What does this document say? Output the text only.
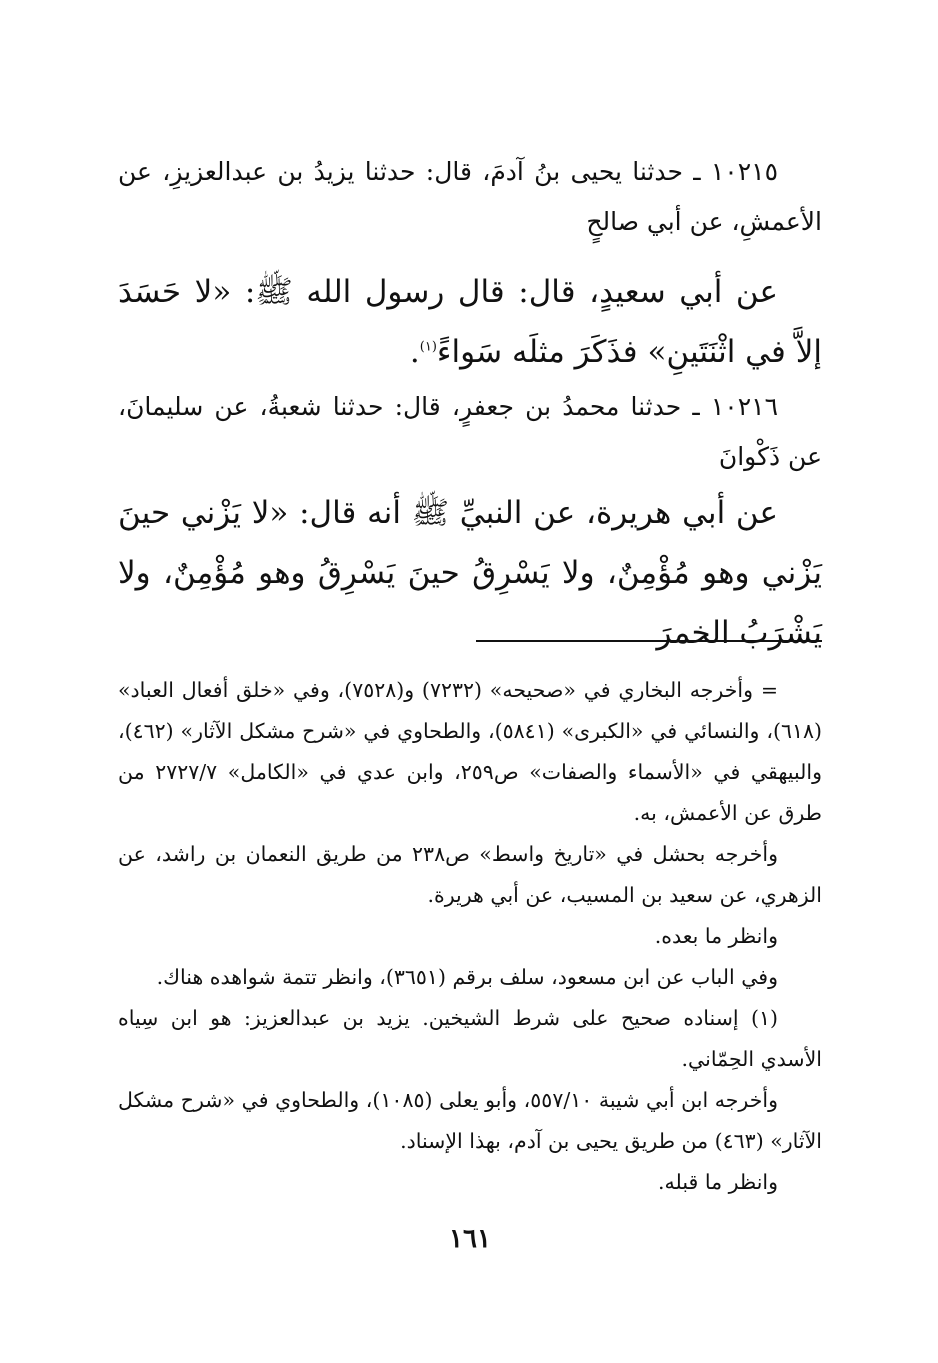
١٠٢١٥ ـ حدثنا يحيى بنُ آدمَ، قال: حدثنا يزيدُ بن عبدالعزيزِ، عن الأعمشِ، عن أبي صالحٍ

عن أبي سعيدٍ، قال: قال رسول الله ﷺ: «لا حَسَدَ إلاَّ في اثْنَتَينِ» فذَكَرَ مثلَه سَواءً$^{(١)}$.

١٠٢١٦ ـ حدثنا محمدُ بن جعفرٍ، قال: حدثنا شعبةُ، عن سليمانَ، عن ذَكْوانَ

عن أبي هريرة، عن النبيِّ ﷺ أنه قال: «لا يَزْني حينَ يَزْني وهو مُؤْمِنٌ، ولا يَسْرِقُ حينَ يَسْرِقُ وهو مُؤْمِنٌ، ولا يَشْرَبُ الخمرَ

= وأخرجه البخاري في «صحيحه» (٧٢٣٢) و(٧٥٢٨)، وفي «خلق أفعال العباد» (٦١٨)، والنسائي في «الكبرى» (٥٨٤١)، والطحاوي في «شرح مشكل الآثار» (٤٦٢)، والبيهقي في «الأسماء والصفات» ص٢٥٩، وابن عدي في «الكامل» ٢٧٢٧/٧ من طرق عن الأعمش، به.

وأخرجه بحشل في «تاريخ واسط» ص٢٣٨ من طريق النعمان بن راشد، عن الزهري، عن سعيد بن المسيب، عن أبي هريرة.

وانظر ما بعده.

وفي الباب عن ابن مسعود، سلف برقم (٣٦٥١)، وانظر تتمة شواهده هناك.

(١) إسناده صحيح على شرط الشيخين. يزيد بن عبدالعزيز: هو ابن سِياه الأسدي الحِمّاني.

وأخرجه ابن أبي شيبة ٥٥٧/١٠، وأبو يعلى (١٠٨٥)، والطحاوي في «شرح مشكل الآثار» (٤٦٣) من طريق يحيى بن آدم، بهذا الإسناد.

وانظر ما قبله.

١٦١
==*==
| What the task asks |
Scan the listing above and identify each line holding the string "طريق"; copy every such line.

| Written response |
وأخرجه بحشل في «تاريخ واسط» ص٢٣٨ من طريق النعمان بن راشد، عن الزهري، عن سعيد بن المسيب، عن أبي هريرة.
وأخرجه ابن أبي شيبة ٥٥٧/١٠، وأبو يعلى (١٠٨٥)، والطحاوي في «شرح مشكل الآثار» (٤٦٣) من طريق يحيى بن آدم، بهذا الإسناد.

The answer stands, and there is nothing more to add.